Extracts from a graphics dataset:
▬▬▬▬▬▬▬▬▬▬
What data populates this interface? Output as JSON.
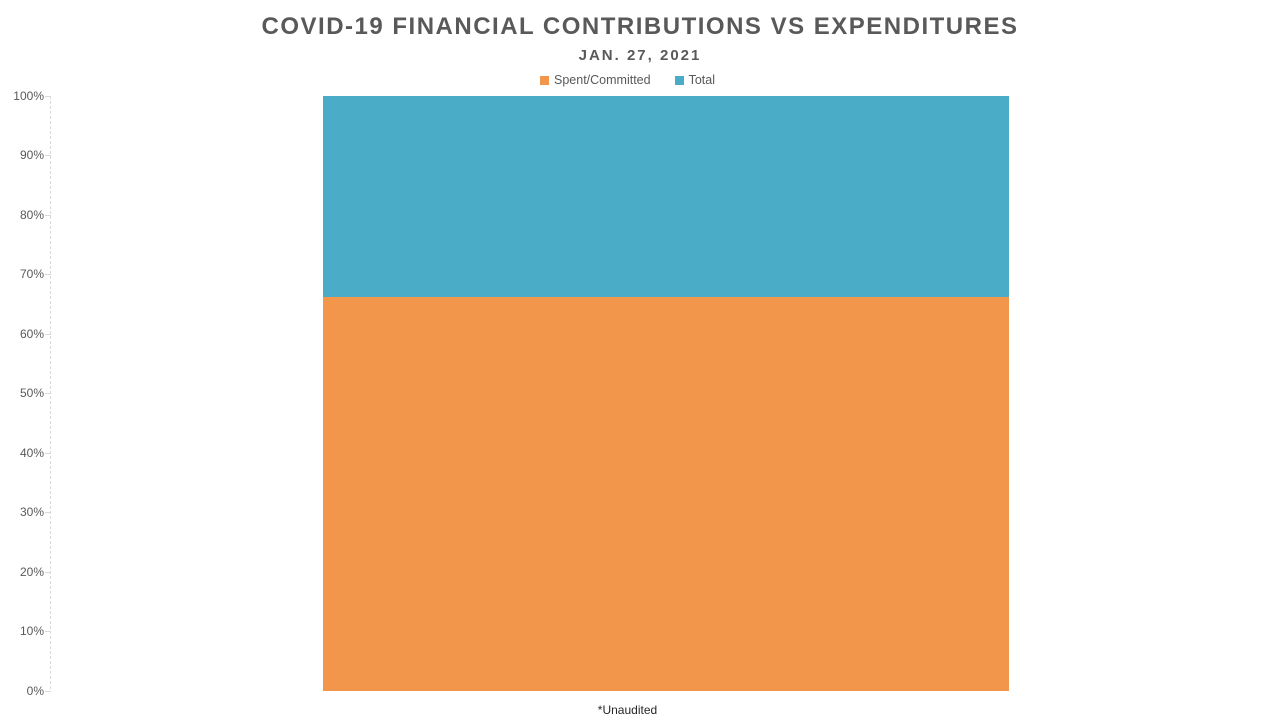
{
  "page": {
    "background": "#ffffff"
  },
  "header": {
    "title": "COVID-19 FINANCIAL CONTRIBUTIONS VS EXPENDITURES",
    "subtitle": "JAN. 27, 2021"
  },
  "legend": {
    "position": "top",
    "items": [
      {
        "label": "Spent/Committed",
        "color": "#F2964B"
      },
      {
        "label": "Total",
        "color": "#4AACC6"
      }
    ]
  },
  "chart_data": {
    "type": "bar",
    "subtype": "stacked-100-percent-column",
    "title": "COVID-19 FINANCIAL CONTRIBUTIONS VS EXPENDITURES",
    "subtitle": "JAN. 27, 2021",
    "categories": [
      "*Unaudited"
    ],
    "series": [
      {
        "name": "Spent/Committed",
        "values": [
          66.2
        ],
        "color": "#F2964B"
      },
      {
        "name": "Total",
        "values": [
          33.8
        ],
        "color": "#4AACC6"
      }
    ],
    "xlabel": "",
    "ylabel": "",
    "ylim": [
      0,
      100
    ],
    "yticks": [
      "100%",
      "90%",
      "80%",
      "70%",
      "60%",
      "50%",
      "40%",
      "30%",
      "20%",
      "10%",
      "0%"
    ],
    "grid": false,
    "legend_position": "top",
    "colors": {
      "axis_line": "#D9D9D9",
      "tick_text": "#595959",
      "title_text": "#595959",
      "category_text": "#262626"
    }
  }
}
▬▬▬▬▬▬▬▬▬▬
Goal: From the listing above, print every entry precisely and drop the pictures.

Finished exercise:
What data populates this interface? Output as JSON.
{
  "page": {
    "background": "#ffffff"
  },
  "header": {
    "title": "COVID-19 FINANCIAL CONTRIBUTIONS VS EXPENDITURES",
    "subtitle": "JAN. 27, 2021"
  },
  "legend": {
    "position": "top",
    "items": [
      {
        "label": "Spent/Committed",
        "color": "#F2964B"
      },
      {
        "label": "Total",
        "color": "#4AACC6"
      }
    ]
  },
  "chart_data": {
    "type": "bar",
    "subtype": "stacked-100-percent-column",
    "title": "COVID-19 FINANCIAL CONTRIBUTIONS VS EXPENDITURES",
    "subtitle": "JAN. 27, 2021",
    "categories": [
      "*Unaudited"
    ],
    "series": [
      {
        "name": "Spent/Committed",
        "values": [
          66.2
        ],
        "color": "#F2964B"
      },
      {
        "name": "Total",
        "values": [
          33.8
        ],
        "color": "#4AACC6"
      }
    ],
    "xlabel": "",
    "ylabel": "",
    "ylim": [
      0,
      100
    ],
    "yticks": [
      "100%",
      "90%",
      "80%",
      "70%",
      "60%",
      "50%",
      "40%",
      "30%",
      "20%",
      "10%",
      "0%"
    ],
    "grid": false,
    "legend_position": "top",
    "colors": {
      "axis_line": "#D9D9D9",
      "tick_text": "#595959",
      "title_text": "#595959",
      "category_text": "#262626"
    }
  }
}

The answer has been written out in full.